| AIM OF THE TASK |
Bring together all lines of the material below that contain the string "filmu".

• • • • • • •

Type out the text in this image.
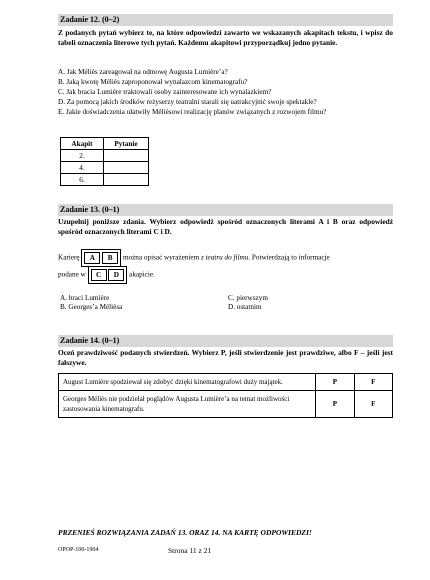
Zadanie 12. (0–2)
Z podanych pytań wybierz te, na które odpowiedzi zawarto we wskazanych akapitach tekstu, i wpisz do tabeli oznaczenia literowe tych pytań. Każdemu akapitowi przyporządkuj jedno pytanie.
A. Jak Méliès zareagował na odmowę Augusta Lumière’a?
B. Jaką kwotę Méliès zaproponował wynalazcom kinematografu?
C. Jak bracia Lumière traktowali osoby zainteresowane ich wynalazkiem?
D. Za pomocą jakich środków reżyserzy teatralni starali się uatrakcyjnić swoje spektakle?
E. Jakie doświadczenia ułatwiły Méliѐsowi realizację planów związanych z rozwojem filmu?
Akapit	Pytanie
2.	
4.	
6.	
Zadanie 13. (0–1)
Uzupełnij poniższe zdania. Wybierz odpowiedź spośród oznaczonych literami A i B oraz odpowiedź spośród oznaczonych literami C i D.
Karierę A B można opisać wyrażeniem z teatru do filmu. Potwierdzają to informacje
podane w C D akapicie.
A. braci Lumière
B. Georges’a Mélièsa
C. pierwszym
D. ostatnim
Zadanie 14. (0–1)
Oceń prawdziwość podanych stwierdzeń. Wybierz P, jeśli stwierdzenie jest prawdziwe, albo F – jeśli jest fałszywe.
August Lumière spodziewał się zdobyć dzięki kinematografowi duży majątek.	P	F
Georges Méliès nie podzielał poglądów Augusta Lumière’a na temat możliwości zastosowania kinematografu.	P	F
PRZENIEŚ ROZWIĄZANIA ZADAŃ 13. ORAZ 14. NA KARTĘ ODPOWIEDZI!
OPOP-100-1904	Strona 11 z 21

• • • • • • •

| RESULT FOR THIS EXERCISE |
E. Jakie doświadczenia ułatwiły Méliѐsowi realizację planów związanych z rozwojem filmu?
Karierę A B można opisać wyrażeniem z teatru do filmu. Potwierdzają to informacje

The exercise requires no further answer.